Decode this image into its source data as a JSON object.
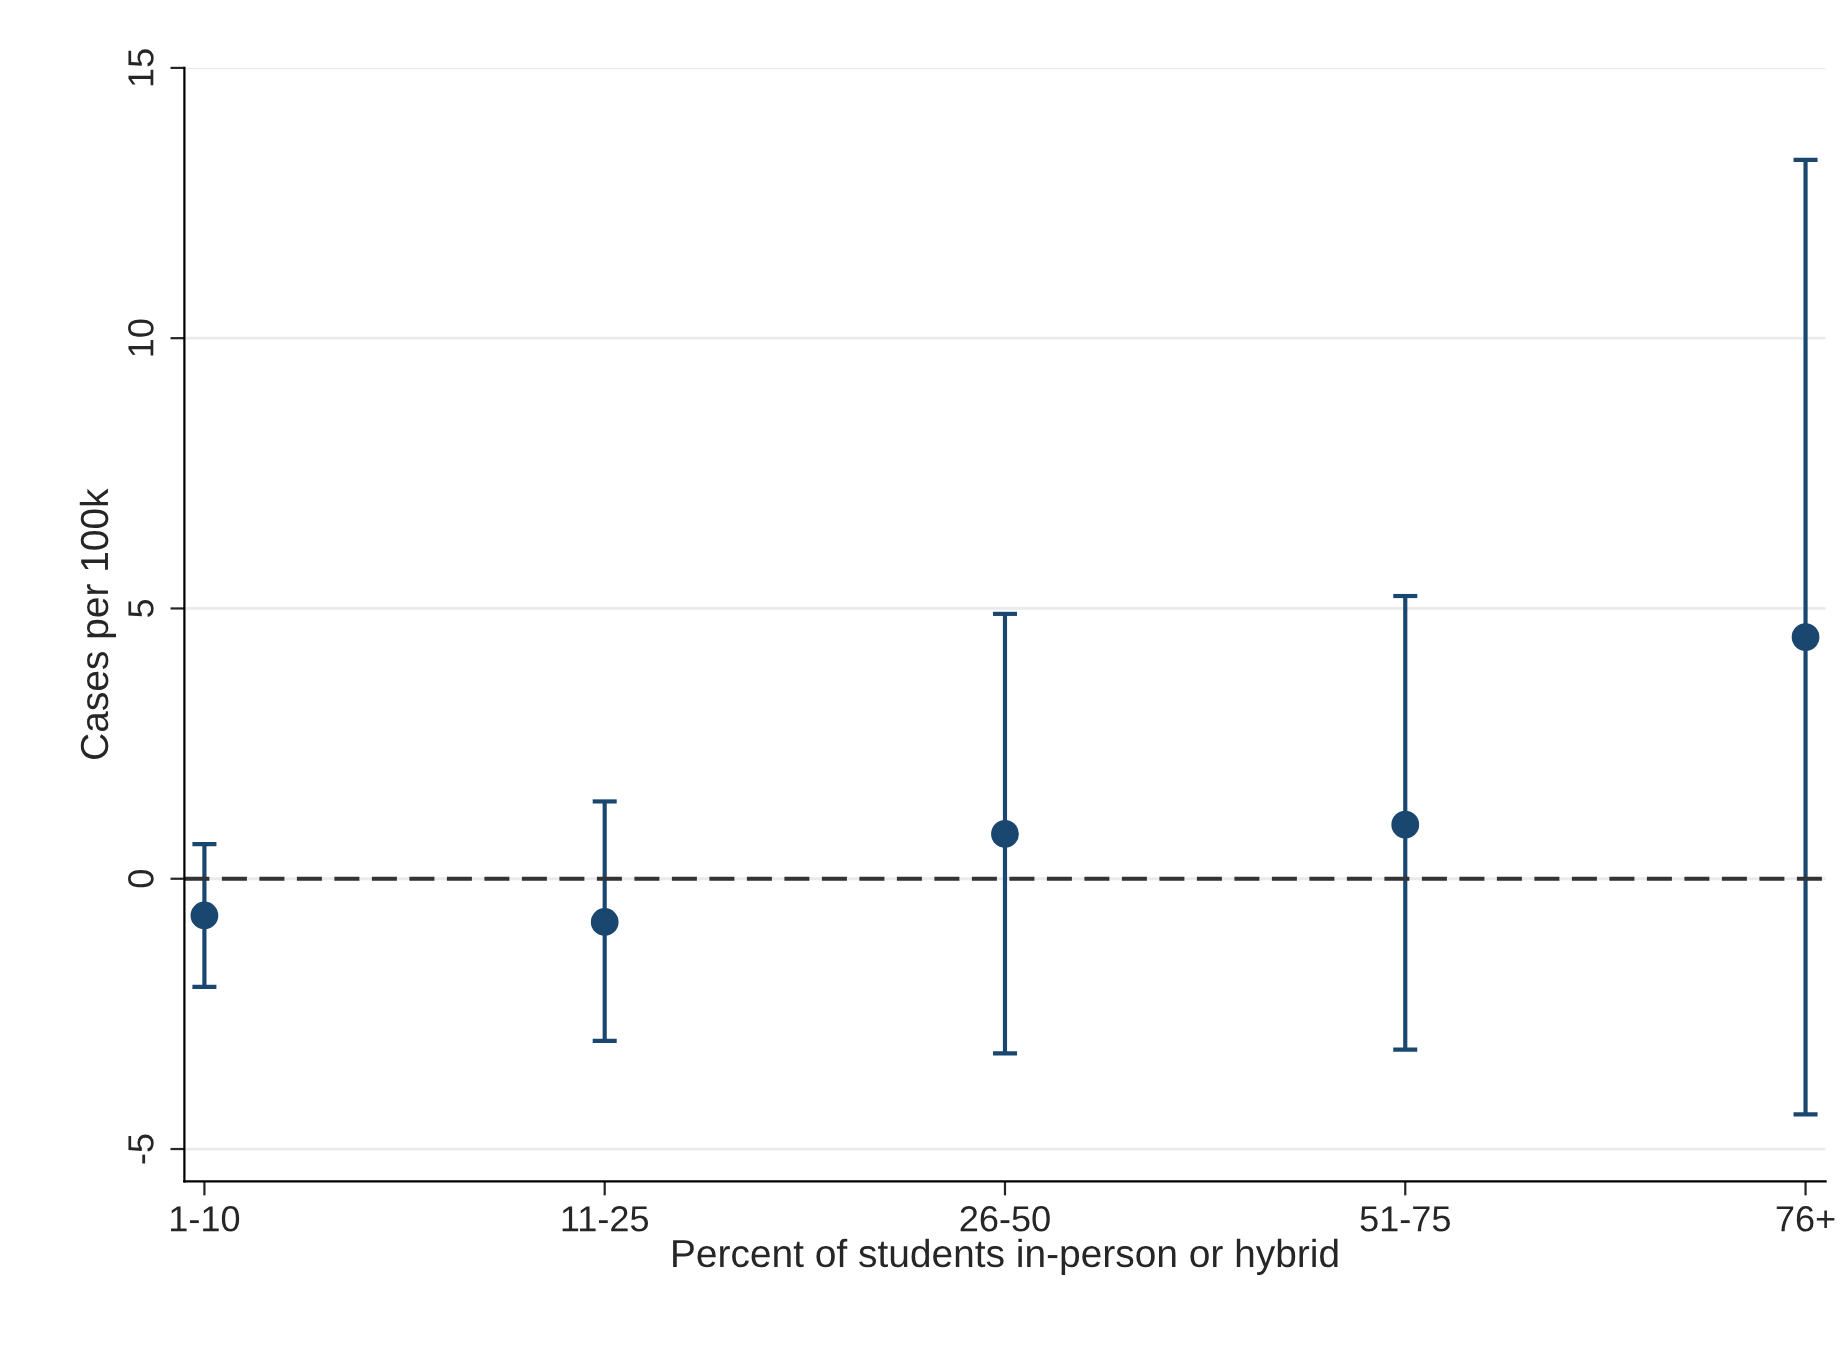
{
  "chart_data": {
    "type": "scatter",
    "xlabel": "Percent of students in-person or hybrid",
    "ylabel": "Cases per 100k",
    "categories": [
      "1-10",
      "11-25",
      "26-50",
      "51-75",
      "76+"
    ],
    "series": [
      {
        "color": "#1a476f",
        "values": [
          -0.68,
          -0.8,
          0.83,
          1.0,
          4.47
        ],
        "errors": [
          [
            -2.0,
            0.64
          ],
          [
            -3.0,
            1.43
          ],
          [
            -3.23,
            4.9
          ],
          [
            -3.16,
            5.23
          ],
          [
            -4.36,
            13.3
          ]
        ]
      }
    ],
    "ylim": [
      -5.6,
      15
    ],
    "yticks": [
      -5,
      0,
      5,
      10,
      15
    ],
    "grid": "y",
    "marker": "circle",
    "ref_lines": [
      {
        "axis": "y",
        "value": 0,
        "color": "#333333",
        "line_style": "dashed"
      }
    ]
  }
}
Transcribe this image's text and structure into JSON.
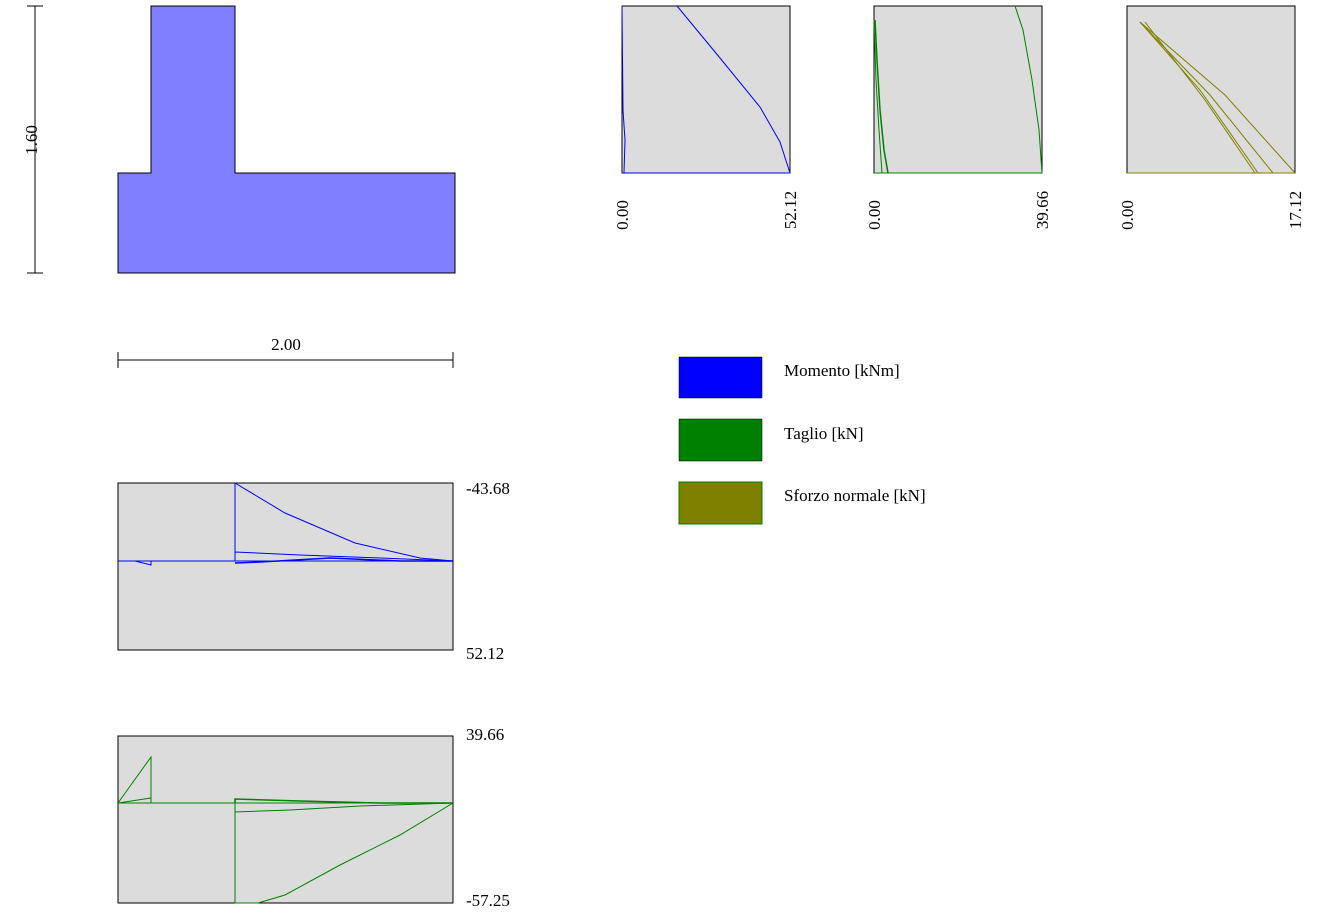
{
  "colors": {
    "section_fill": "#7f7fff",
    "panel_bg": "#dcdcdc",
    "moment": "#0000ff",
    "shear": "#008000",
    "normal": "#808000"
  },
  "section": {
    "height_label": "1.60",
    "width_label": "2.00"
  },
  "top_panels": [
    {
      "min_label": "0.00",
      "max_label": "52.12"
    },
    {
      "min_label": "0.00",
      "max_label": "39.66"
    },
    {
      "min_label": "0.00",
      "max_label": "17.12"
    }
  ],
  "moment_panel": {
    "top_label": "-43.68",
    "bottom_label": "52.12"
  },
  "shear_panel": {
    "top_label": "39.66",
    "bottom_label": "-57.25"
  },
  "legend": [
    {
      "label": "Momento [kNm]",
      "color": "#0000ff"
    },
    {
      "label": "Taglio [kN]",
      "color": "#008000"
    },
    {
      "label": "Sforzo normale [kN]",
      "color": "#808000"
    }
  ]
}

- [EXERCISE DETAILS]: Gather all lines with the string "JSON" from the data.

- [CORRECT OUTPUT]:
Decode this image into its source data as a JSON object.
Transcribe this image's text and structure into JSON.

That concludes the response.